--- Start of TASK INPUTS ---

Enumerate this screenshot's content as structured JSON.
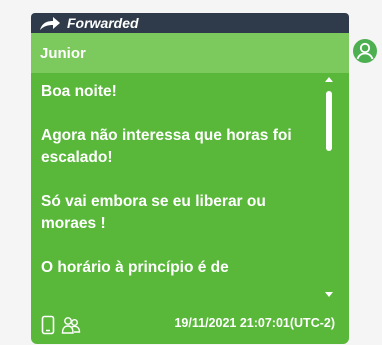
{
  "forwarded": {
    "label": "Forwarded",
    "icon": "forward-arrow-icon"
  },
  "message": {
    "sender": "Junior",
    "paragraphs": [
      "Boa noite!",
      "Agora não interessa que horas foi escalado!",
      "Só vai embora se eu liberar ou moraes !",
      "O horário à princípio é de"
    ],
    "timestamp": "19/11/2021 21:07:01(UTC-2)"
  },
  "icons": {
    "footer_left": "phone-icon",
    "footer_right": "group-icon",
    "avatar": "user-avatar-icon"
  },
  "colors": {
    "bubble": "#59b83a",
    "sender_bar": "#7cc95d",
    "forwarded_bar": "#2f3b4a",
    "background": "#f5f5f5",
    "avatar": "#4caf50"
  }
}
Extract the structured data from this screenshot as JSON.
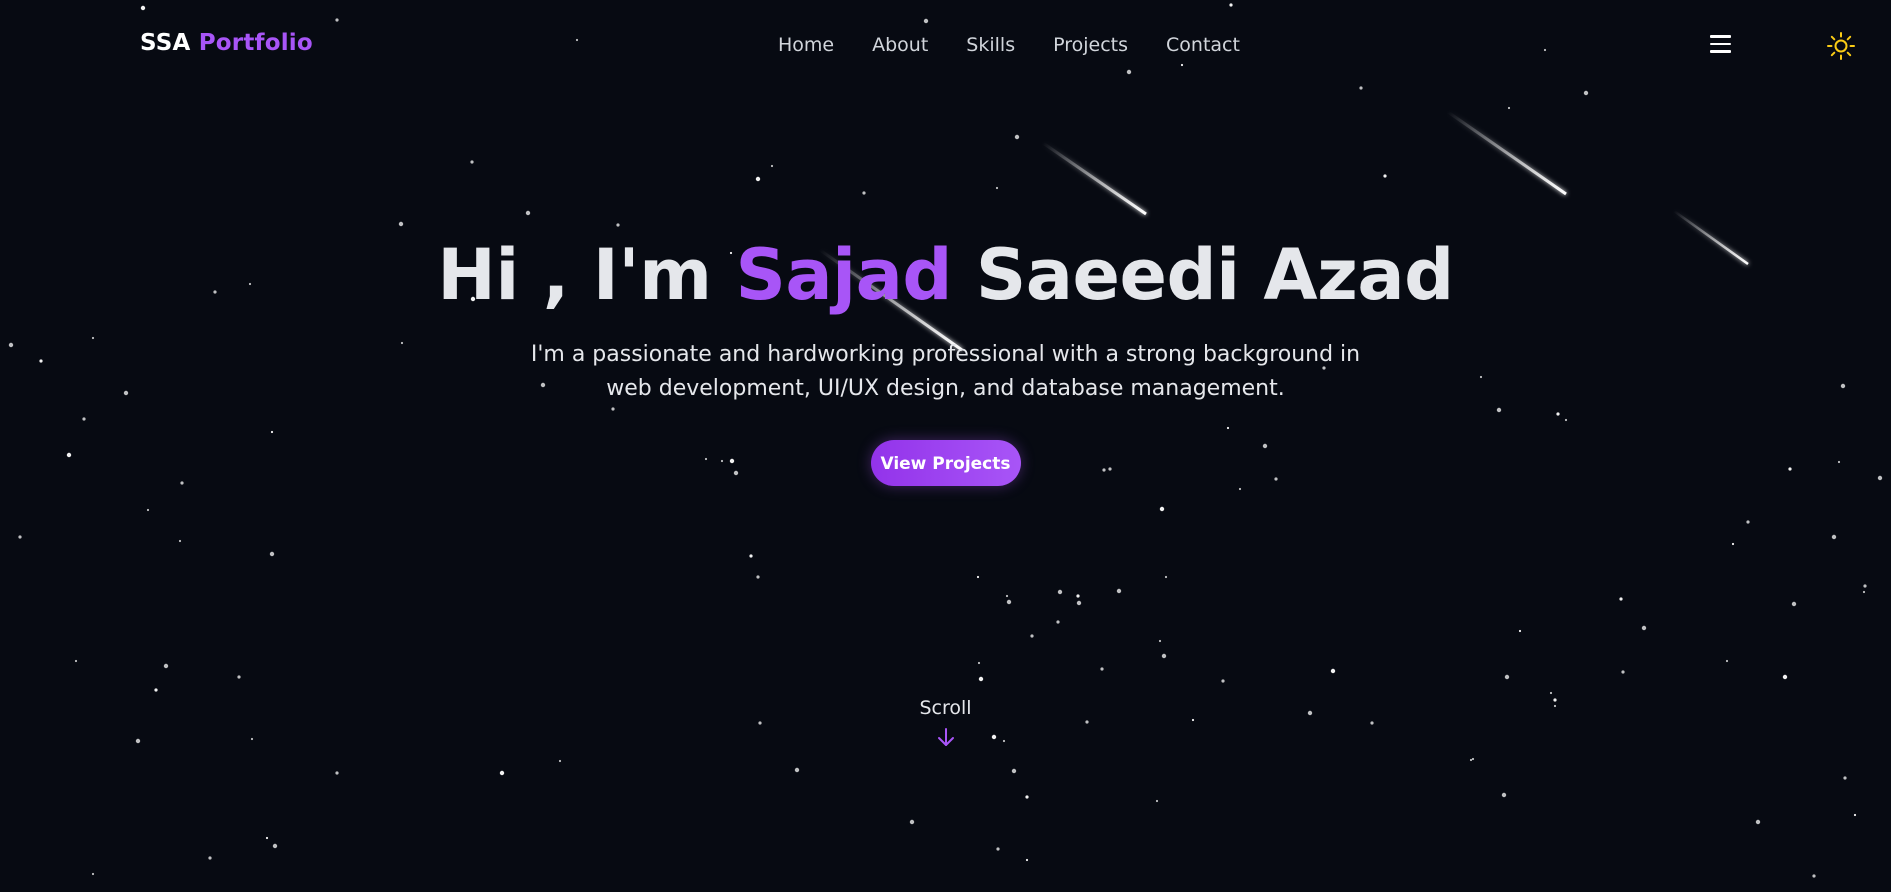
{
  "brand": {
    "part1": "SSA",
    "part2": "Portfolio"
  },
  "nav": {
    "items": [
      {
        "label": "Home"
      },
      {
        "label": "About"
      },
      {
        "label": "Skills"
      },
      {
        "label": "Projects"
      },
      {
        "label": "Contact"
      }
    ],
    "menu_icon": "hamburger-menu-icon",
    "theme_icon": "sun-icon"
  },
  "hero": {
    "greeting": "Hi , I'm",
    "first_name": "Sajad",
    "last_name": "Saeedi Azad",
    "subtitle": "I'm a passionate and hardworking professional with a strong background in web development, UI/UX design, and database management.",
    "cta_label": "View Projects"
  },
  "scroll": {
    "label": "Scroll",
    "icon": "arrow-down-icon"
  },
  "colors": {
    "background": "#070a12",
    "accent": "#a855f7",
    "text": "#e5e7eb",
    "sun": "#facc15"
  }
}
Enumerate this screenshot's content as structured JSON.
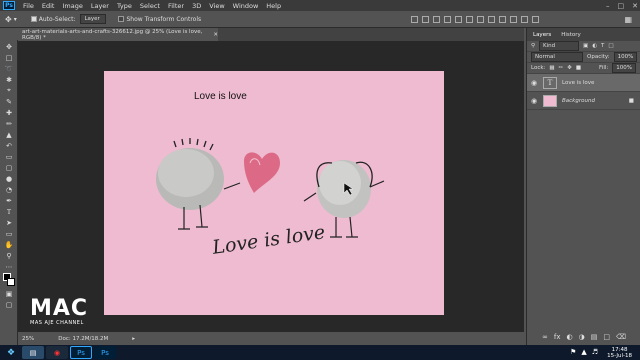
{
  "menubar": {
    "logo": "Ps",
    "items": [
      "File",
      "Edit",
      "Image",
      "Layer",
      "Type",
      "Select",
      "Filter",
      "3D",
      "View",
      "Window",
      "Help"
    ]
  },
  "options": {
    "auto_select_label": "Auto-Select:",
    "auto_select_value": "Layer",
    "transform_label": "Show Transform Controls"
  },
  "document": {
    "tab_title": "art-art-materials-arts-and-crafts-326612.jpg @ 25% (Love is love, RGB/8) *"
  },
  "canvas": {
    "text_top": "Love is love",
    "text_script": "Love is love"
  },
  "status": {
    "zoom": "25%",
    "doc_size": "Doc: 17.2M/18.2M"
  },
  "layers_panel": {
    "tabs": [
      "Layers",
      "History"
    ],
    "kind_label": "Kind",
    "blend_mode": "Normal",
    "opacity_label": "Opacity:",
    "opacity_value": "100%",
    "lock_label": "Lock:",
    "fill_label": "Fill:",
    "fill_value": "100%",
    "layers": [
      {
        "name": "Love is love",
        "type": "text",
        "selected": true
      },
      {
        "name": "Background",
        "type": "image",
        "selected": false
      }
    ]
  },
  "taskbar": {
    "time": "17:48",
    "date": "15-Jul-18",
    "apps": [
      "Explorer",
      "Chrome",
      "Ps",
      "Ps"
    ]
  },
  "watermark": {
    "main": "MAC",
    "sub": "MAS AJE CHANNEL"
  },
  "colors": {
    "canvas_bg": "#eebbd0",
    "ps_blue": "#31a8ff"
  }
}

--- End of TASK INPUTS ---

EXERCISE – The data should be printed again unchanged; leave its pictures out.

WRITTEN SOLUTION –
Enumerate this screenshot's content as structured JSON.
{
  "forwarded": {
    "label": "Forwarded",
    "icon": "forward-arrow-icon"
  },
  "message": {
    "sender": "Junior",
    "paragraphs": [
      "Boa noite!",
      "Agora não interessa que horas foi escalado!",
      "Só vai embora se eu liberar ou moraes !",
      "O horário à princípio é de"
    ],
    "timestamp": "19/11/2021 21:07:01(UTC-2)"
  },
  "icons": {
    "footer_left": "phone-icon",
    "footer_right": "group-icon",
    "avatar": "user-avatar-icon"
  },
  "colors": {
    "bubble": "#59b83a",
    "sender_bar": "#7cc95d",
    "forwarded_bar": "#2f3b4a",
    "background": "#f5f5f5",
    "avatar": "#4caf50"
  }
}
Extract the structured data from this screenshot as JSON.
{
  "brand": {
    "part1": "SSA",
    "part2": "Portfolio"
  },
  "nav": {
    "items": [
      {
        "label": "Home"
      },
      {
        "label": "About"
      },
      {
        "label": "Skills"
      },
      {
        "label": "Projects"
      },
      {
        "label": "Contact"
      }
    ],
    "menu_icon": "hamburger-menu-icon",
    "theme_icon": "sun-icon"
  },
  "hero": {
    "greeting": "Hi , I'm",
    "first_name": "Sajad",
    "last_name": "Saeedi Azad",
    "subtitle": "I'm a passionate and hardworking professional with a strong background in web development, UI/UX design, and database management.",
    "cta_label": "View Projects"
  },
  "scroll": {
    "label": "Scroll",
    "icon": "arrow-down-icon"
  },
  "colors": {
    "background": "#070a12",
    "accent": "#a855f7",
    "text": "#e5e7eb",
    "sun": "#facc15"
  }
}
Enumerate this screenshot's content as structured JSON.
{
  "menubar": {
    "logo": "Ps",
    "items": [
      "File",
      "Edit",
      "Image",
      "Layer",
      "Type",
      "Select",
      "Filter",
      "3D",
      "View",
      "Window",
      "Help"
    ]
  },
  "options": {
    "auto_select_label": "Auto-Select:",
    "auto_select_value": "Layer",
    "transform_label": "Show Transform Controls"
  },
  "document": {
    "tab_title": "art-art-materials-arts-and-crafts-326612.jpg @ 25% (Love is love, RGB/8) *"
  },
  "canvas": {
    "text_top": "Love is love",
    "text_script": "Love is love"
  },
  "status": {
    "zoom": "25%",
    "doc_size": "Doc: 17.2M/18.2M"
  },
  "layers_panel": {
    "tabs": [
      "Layers",
      "History"
    ],
    "kind_label": "Kind",
    "blend_mode": "Normal",
    "opacity_label": "Opacity:",
    "opacity_value": "100%",
    "lock_label": "Lock:",
    "fill_label": "Fill:",
    "fill_value": "100%",
    "layers": [
      {
        "name": "Love is love",
        "type": "text",
        "selected": true
      },
      {
        "name": "Background",
        "type": "image",
        "selected": false
      }
    ]
  },
  "taskbar": {
    "time": "17:48",
    "date": "15-Jul-18",
    "apps": [
      "Explorer",
      "Chrome",
      "Ps",
      "Ps"
    ]
  },
  "watermark": {
    "main": "MAC",
    "sub": "MAS AJE CHANNEL"
  },
  "colors": {
    "canvas_bg": "#eebbd0",
    "ps_blue": "#31a8ff"
  }
}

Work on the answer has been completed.